BEGIN
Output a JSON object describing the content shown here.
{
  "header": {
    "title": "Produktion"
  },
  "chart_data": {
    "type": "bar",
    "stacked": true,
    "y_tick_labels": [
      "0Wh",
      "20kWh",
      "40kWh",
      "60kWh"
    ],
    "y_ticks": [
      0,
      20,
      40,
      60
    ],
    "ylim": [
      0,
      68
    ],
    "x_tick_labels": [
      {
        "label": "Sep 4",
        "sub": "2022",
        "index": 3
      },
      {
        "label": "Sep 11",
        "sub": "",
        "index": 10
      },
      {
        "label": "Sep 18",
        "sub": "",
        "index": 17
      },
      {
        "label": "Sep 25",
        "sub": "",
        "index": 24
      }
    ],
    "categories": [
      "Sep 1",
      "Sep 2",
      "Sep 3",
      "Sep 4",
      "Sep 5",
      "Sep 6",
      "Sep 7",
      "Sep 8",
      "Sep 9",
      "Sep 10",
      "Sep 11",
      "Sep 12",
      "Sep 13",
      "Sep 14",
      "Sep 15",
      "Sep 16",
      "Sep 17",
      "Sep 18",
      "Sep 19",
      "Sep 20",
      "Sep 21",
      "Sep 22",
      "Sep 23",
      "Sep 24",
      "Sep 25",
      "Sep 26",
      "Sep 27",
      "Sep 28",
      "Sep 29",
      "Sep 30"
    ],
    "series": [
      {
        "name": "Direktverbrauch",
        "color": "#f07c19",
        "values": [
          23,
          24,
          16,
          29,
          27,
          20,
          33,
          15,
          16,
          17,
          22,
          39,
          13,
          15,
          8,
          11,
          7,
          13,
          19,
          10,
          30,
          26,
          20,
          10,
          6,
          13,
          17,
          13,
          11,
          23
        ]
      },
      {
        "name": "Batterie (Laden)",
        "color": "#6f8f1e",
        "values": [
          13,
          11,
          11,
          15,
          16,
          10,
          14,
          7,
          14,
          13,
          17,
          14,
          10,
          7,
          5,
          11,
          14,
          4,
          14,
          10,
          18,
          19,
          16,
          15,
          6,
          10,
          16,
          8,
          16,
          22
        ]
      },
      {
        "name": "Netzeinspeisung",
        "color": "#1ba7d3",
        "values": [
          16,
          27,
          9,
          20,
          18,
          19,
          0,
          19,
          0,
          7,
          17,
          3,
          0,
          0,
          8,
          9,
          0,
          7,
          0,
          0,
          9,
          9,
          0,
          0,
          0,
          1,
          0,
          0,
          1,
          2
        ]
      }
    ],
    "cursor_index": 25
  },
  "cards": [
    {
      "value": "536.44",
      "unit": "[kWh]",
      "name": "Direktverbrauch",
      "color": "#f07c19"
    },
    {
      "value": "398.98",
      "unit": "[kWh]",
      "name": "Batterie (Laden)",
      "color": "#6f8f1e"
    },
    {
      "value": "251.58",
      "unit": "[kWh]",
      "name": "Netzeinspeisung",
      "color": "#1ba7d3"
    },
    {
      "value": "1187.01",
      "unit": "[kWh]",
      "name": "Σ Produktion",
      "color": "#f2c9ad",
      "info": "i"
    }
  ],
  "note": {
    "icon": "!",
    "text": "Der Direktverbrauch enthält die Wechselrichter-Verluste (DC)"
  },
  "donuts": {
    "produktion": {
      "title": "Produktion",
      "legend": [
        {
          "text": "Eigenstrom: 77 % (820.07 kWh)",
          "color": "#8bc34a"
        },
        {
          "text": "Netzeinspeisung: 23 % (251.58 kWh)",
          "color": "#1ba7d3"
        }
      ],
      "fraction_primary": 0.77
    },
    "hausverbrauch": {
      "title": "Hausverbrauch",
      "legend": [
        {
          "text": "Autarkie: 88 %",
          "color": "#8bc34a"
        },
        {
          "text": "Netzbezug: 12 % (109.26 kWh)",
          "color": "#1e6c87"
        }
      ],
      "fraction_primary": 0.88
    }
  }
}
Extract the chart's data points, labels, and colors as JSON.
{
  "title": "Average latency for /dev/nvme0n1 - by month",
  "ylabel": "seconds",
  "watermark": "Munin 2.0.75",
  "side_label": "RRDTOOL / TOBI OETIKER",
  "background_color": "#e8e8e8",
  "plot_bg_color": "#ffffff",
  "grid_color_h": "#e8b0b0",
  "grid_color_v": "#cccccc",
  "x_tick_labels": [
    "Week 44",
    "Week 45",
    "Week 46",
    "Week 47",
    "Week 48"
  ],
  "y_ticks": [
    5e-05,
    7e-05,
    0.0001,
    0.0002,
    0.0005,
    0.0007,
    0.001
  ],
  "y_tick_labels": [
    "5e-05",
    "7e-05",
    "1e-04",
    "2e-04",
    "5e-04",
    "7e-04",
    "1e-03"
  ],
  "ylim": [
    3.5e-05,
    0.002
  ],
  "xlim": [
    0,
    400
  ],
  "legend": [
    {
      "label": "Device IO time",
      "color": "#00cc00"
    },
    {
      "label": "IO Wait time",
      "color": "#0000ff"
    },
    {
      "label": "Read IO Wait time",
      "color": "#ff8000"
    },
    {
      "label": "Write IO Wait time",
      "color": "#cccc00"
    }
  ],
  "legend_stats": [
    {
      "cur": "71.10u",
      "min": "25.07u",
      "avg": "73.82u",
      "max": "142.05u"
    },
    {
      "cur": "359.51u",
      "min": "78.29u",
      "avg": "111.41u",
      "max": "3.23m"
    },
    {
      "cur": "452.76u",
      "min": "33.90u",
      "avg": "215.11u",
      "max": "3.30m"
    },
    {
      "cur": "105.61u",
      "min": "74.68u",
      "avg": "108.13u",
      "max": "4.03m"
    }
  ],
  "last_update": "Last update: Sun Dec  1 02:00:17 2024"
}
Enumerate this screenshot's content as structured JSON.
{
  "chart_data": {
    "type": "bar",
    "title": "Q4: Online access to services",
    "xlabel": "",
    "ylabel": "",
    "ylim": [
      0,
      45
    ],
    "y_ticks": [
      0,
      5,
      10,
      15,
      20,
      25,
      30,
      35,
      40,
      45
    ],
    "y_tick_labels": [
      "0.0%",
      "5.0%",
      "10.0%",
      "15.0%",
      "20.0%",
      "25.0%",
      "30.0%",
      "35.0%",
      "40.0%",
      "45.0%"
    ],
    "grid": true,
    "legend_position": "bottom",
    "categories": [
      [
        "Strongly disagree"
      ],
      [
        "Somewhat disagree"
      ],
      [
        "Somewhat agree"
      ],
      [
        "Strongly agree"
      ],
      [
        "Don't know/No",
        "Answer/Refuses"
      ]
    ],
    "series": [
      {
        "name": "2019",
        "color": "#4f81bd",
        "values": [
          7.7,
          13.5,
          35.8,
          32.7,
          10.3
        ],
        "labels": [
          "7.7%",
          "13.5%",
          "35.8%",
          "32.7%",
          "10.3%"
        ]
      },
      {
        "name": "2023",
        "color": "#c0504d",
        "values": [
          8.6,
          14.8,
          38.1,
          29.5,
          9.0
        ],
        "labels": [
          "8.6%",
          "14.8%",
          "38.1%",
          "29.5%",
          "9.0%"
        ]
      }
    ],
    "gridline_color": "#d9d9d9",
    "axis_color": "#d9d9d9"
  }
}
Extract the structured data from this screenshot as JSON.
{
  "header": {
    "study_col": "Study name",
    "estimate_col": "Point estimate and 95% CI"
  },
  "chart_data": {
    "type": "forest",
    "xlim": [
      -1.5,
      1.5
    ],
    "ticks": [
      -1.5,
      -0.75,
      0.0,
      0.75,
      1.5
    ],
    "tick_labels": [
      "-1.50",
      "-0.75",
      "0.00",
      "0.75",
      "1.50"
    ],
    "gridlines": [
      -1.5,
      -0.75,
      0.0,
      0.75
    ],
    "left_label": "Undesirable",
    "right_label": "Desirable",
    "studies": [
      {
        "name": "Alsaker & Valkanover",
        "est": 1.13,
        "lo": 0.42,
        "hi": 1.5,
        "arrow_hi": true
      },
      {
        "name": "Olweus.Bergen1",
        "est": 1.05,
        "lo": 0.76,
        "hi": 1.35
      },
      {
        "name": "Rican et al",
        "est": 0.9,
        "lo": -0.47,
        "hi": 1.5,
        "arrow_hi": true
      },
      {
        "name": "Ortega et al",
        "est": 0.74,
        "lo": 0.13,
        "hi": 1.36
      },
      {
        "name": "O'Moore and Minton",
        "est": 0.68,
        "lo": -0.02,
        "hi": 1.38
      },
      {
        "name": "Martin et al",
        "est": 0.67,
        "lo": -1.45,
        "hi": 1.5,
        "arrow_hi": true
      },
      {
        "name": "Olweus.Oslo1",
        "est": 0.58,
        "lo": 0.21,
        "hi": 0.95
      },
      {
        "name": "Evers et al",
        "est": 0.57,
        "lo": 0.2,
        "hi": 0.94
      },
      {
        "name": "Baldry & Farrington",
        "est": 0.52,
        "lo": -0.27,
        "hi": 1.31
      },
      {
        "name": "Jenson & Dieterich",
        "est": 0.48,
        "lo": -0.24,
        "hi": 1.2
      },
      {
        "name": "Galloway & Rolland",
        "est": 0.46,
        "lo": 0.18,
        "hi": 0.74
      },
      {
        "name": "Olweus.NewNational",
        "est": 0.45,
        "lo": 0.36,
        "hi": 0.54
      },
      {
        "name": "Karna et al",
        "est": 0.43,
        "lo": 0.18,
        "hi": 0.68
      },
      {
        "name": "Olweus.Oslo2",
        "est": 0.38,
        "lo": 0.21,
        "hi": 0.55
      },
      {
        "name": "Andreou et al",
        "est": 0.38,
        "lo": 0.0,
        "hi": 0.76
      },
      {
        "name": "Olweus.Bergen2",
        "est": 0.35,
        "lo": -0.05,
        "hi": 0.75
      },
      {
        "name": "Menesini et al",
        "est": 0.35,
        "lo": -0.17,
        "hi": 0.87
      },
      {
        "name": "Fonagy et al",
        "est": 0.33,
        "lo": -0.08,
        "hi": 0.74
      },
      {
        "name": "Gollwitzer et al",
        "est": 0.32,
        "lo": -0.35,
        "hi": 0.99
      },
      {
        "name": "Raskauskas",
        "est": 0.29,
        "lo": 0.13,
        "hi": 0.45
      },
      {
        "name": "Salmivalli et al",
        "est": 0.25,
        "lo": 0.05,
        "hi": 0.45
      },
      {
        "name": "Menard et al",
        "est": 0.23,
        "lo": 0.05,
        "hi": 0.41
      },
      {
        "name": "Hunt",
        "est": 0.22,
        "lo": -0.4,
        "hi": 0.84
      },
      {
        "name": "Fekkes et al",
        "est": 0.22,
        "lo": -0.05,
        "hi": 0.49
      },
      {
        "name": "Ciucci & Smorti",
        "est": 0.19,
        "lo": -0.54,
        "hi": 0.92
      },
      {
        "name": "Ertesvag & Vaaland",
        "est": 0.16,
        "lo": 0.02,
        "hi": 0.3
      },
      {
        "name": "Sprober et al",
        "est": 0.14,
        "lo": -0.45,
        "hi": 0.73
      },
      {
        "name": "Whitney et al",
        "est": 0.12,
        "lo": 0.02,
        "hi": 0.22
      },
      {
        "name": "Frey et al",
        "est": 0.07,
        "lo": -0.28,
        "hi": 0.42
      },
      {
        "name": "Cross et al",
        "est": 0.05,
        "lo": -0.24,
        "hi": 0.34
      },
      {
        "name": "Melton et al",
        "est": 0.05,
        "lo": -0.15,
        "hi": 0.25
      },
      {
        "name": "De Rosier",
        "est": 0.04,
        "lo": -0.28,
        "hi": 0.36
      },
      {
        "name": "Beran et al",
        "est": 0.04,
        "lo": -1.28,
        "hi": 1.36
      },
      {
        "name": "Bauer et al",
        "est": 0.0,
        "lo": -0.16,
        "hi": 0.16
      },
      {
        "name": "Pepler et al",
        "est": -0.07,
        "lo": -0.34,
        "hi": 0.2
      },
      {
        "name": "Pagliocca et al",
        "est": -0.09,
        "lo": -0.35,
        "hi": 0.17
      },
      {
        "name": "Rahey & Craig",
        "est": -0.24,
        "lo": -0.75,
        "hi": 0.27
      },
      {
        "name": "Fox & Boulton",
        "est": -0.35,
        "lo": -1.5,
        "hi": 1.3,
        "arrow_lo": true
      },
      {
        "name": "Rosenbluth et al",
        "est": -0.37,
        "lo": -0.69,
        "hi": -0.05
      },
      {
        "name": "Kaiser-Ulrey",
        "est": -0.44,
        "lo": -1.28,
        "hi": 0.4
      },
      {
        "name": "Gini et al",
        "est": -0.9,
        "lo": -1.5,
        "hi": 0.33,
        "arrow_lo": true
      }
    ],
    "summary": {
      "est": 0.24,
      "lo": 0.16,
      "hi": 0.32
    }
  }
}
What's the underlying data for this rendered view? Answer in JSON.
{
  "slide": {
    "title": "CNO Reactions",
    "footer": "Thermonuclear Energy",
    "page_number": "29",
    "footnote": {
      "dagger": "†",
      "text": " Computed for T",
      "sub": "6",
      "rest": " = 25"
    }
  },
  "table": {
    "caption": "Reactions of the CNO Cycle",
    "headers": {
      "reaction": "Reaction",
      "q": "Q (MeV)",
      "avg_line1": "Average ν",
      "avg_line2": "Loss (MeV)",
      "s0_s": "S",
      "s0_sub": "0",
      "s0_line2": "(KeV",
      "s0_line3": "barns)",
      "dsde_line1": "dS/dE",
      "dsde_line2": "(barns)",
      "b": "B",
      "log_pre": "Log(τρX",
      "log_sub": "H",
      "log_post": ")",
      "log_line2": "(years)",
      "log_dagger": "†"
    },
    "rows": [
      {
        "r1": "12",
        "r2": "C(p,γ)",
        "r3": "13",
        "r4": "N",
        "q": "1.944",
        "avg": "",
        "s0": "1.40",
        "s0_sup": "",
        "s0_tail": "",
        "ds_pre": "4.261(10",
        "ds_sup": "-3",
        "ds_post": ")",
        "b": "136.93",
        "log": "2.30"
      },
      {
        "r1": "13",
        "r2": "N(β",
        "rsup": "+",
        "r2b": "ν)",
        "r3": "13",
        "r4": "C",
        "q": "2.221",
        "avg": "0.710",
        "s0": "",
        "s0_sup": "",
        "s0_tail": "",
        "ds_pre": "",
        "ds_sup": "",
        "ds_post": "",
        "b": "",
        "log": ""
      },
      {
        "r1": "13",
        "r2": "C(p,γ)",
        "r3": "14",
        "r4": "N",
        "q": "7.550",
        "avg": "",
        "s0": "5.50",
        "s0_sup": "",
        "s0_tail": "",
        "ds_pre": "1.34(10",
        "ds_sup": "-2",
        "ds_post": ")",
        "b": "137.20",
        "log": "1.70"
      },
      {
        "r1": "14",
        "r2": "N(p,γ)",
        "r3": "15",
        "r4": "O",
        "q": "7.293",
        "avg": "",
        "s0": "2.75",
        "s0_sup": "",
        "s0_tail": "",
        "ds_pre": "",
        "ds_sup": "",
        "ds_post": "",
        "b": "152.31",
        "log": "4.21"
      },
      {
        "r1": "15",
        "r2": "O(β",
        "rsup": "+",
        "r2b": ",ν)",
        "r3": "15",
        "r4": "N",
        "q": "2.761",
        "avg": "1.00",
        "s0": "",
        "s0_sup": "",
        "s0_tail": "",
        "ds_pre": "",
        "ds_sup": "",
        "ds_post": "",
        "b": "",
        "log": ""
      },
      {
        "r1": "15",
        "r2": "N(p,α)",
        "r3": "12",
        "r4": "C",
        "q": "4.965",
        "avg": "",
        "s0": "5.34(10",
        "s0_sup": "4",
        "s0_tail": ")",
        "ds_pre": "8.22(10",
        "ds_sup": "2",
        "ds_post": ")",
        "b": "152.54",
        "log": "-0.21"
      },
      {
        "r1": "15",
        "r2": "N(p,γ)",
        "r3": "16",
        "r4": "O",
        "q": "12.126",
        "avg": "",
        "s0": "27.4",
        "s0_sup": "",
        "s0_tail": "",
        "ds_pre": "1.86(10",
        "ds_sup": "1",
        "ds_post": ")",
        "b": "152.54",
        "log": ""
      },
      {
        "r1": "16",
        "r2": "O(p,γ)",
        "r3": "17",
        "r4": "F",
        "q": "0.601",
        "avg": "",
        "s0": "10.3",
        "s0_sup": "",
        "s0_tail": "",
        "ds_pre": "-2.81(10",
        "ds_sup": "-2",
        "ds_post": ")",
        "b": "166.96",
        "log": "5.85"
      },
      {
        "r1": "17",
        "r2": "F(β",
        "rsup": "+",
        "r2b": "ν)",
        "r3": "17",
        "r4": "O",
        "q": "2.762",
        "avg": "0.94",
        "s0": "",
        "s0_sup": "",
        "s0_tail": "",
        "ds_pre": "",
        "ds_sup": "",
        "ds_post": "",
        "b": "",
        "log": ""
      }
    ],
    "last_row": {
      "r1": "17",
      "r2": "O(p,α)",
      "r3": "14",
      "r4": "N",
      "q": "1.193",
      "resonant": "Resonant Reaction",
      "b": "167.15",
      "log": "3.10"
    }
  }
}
END
◆ Problem to work on: Check every line of the material for the string "Netzeinspeisung" and give the number of lines that have it, without anything else.

◆ Solution: 3